(Dataset entries)

• • • • •

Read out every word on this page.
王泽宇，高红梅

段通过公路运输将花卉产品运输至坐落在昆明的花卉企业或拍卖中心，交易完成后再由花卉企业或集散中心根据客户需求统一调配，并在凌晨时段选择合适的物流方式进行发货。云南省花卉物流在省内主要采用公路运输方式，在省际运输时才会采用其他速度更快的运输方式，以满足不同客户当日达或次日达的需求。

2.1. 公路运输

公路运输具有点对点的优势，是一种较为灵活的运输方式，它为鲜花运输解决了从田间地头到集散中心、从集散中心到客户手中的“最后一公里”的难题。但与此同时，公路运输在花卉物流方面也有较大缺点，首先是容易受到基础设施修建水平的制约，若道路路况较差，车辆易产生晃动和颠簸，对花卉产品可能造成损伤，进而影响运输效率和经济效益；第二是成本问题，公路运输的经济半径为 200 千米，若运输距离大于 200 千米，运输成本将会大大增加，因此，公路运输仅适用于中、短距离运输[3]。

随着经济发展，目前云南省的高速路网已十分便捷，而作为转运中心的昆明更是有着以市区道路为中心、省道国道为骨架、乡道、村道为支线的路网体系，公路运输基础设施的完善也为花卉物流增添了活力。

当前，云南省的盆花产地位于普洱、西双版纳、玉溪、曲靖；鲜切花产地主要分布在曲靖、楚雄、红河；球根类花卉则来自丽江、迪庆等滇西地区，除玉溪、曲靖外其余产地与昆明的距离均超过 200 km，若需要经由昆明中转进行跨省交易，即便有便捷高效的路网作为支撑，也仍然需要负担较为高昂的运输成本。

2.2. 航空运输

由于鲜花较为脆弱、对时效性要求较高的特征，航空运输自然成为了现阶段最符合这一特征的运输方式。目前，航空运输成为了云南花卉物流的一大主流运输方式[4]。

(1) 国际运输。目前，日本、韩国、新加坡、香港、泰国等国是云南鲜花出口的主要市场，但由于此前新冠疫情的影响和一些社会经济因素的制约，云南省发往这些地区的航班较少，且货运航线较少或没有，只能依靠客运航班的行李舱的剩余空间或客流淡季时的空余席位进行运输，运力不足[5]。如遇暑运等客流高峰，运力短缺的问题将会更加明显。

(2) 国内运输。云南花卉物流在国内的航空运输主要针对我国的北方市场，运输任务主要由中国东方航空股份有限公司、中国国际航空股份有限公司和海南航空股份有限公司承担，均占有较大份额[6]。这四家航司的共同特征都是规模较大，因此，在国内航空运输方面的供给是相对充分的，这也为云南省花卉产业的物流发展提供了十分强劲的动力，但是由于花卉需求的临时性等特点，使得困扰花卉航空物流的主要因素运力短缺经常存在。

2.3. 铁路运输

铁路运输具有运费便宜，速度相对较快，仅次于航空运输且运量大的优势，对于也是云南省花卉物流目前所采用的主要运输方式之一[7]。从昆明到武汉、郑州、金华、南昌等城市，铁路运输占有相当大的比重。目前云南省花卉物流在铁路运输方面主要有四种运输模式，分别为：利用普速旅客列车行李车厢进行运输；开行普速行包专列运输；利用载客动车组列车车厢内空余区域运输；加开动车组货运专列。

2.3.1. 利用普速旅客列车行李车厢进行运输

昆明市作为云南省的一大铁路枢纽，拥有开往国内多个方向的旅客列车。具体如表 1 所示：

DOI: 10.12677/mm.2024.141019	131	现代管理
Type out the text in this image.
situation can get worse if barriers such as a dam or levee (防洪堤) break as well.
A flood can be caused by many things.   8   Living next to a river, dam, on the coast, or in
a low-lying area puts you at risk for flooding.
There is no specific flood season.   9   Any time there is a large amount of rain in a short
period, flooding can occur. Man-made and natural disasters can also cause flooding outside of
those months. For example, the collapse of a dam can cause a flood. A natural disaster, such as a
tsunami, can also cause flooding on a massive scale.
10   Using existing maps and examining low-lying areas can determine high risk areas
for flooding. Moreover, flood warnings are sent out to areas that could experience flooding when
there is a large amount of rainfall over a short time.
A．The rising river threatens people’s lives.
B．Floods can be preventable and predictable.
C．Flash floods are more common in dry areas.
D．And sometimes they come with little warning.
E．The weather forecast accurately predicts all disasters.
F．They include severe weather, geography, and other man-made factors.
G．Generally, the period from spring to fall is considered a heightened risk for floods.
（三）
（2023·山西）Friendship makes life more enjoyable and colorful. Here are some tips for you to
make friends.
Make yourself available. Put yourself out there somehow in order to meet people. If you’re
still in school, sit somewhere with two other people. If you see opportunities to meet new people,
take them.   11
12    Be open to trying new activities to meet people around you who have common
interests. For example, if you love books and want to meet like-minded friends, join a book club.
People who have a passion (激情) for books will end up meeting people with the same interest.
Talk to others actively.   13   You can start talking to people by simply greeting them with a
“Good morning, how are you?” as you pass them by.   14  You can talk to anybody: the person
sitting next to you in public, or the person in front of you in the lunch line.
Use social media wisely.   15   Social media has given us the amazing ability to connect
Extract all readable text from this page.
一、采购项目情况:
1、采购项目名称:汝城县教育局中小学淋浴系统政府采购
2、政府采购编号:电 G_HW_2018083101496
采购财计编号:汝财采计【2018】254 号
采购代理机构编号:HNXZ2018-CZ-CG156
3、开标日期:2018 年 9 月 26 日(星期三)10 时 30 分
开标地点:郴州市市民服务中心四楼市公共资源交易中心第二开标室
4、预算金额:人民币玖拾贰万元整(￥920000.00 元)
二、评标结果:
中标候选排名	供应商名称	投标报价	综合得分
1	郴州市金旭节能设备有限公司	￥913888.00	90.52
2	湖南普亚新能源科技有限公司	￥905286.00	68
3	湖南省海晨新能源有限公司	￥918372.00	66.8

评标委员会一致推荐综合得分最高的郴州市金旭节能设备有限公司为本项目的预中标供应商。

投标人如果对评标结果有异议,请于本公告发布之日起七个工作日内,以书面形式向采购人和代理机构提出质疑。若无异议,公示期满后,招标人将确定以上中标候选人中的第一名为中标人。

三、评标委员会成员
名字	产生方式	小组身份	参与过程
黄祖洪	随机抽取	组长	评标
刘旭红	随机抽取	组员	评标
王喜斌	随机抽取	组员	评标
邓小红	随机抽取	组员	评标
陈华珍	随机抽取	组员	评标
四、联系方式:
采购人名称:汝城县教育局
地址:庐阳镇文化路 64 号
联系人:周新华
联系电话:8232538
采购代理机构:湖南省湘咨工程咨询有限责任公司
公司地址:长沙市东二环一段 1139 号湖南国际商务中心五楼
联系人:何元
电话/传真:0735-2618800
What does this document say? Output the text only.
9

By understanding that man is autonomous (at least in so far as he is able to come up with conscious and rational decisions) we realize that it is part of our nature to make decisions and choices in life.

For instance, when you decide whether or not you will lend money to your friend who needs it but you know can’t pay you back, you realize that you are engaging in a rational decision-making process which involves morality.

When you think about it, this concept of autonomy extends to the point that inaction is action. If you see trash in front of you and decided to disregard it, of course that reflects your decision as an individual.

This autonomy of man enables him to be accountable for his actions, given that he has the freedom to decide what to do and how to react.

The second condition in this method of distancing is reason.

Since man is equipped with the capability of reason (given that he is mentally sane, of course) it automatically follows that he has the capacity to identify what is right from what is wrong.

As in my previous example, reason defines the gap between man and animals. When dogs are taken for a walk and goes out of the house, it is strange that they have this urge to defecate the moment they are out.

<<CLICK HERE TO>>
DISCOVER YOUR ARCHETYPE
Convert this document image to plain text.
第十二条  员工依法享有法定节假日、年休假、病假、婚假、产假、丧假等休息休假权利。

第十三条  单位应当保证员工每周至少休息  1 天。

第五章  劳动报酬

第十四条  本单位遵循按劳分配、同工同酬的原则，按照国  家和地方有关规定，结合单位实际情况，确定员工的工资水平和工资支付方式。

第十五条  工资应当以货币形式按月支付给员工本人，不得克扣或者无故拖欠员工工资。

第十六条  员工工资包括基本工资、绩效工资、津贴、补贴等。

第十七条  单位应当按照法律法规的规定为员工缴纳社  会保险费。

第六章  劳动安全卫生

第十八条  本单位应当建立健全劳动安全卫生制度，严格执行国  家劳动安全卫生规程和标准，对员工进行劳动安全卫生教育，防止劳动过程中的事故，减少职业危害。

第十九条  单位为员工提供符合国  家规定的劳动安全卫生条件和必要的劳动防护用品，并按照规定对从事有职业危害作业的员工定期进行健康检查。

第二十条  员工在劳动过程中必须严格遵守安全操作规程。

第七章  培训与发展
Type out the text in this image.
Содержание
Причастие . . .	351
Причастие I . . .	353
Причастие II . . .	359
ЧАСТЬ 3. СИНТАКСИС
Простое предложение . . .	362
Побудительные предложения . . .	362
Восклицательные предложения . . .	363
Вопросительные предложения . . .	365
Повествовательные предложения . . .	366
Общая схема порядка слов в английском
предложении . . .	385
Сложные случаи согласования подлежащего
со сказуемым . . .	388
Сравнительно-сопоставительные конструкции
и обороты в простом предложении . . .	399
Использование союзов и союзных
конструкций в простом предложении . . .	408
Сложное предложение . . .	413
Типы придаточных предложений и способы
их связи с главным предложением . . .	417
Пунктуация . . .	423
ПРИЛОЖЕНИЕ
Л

• • • • •

**Requirements**. Of the lines above, copy each that contains "weather".

**Exercise solution**.
E．The weather forecast accurately predicts all disasters.
F．They include severe weather, geography, and other man-made factors.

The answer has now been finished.